Find and copy every line in the records that includes the string "peitel".

[start of Material to process]

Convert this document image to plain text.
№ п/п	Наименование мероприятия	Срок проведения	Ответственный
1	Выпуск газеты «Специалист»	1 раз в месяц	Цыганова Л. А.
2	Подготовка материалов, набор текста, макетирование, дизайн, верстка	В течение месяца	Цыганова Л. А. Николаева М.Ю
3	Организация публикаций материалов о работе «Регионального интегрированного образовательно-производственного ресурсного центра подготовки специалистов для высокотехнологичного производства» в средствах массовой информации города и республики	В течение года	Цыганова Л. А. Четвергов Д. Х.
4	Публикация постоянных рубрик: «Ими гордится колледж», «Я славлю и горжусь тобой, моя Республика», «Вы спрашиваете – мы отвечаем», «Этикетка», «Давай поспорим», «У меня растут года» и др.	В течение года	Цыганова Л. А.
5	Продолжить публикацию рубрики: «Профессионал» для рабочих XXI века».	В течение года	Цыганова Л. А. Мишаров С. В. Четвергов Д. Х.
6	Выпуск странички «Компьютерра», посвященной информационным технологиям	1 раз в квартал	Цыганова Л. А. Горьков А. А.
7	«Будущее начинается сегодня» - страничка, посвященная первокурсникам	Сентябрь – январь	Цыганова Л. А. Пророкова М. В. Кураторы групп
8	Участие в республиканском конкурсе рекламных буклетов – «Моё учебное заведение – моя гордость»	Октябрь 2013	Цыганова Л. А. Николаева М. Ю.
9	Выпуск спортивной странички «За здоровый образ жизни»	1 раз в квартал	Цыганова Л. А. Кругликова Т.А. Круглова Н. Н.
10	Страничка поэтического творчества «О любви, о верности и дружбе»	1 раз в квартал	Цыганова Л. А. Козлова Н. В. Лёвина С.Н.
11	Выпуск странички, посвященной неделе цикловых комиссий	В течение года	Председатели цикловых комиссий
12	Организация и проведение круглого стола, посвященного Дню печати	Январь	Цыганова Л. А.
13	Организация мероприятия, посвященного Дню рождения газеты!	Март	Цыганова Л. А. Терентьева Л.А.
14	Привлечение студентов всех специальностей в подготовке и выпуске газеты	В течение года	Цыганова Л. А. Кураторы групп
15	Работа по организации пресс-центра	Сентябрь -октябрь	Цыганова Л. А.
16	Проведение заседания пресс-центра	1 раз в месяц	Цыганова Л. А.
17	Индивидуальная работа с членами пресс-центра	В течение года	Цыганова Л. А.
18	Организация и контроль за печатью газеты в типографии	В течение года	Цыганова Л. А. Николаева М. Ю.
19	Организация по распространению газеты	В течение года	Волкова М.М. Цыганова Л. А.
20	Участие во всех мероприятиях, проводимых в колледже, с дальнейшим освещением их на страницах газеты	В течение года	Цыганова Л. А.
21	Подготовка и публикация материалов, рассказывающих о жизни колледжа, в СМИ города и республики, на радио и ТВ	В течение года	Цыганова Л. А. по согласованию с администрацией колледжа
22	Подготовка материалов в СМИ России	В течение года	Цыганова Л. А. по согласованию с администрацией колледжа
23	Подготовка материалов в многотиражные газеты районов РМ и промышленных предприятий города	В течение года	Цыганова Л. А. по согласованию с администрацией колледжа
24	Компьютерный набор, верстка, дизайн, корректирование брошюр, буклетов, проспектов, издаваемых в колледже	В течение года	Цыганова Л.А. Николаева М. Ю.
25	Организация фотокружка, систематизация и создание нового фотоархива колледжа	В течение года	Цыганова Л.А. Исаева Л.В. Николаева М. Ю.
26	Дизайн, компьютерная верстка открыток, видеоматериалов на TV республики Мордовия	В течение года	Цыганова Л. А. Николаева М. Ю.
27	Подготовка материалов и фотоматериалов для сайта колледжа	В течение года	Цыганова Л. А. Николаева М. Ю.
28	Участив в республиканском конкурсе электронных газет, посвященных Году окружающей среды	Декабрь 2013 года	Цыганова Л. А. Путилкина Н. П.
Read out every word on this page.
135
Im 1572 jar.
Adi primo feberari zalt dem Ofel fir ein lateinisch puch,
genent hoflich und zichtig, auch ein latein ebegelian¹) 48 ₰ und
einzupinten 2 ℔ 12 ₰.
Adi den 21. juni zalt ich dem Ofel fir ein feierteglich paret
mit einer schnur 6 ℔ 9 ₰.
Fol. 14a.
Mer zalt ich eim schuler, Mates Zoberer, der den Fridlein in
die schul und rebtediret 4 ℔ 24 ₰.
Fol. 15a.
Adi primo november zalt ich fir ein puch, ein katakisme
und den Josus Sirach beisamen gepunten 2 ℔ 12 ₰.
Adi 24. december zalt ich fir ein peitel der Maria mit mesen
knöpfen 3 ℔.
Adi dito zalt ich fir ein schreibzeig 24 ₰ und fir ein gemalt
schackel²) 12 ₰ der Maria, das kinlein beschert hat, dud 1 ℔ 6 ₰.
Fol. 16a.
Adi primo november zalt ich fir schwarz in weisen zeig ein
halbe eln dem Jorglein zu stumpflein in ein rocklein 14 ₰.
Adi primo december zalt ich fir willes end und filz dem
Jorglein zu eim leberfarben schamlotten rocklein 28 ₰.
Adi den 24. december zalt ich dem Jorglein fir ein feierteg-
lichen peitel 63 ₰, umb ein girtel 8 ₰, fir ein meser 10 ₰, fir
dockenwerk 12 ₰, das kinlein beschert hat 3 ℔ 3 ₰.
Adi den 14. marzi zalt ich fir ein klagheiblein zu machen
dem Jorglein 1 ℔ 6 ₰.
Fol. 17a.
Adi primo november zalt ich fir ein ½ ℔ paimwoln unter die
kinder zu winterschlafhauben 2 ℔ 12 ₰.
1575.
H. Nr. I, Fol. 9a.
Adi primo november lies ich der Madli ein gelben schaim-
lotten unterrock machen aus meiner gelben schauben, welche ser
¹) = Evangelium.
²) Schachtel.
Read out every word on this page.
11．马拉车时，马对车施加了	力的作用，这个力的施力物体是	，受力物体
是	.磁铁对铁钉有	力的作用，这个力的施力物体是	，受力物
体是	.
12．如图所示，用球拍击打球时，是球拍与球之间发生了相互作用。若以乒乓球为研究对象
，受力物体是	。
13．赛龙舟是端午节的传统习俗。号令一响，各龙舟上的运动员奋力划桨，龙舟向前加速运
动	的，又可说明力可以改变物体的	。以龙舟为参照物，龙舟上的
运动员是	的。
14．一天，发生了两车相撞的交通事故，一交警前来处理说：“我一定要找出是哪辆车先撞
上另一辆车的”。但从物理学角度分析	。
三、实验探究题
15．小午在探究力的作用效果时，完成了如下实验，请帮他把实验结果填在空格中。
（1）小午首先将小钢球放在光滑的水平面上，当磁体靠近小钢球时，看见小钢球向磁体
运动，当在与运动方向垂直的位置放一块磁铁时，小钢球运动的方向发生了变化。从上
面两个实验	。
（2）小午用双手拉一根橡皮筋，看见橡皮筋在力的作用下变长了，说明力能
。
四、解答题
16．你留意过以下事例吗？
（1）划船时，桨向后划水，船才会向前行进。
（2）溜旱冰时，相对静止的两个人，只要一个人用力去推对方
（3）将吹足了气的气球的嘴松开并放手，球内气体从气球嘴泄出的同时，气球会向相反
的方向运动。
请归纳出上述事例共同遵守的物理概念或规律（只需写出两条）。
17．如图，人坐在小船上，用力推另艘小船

[end of Material to process]

§ **Solution for this exercise**:
Adi 24. december zalt ich fir ein peitel der Maria mit mesen
lichen peitel 63 ₰, umb ein girtel 8 ₰, fir ein meser 10 ₰, fir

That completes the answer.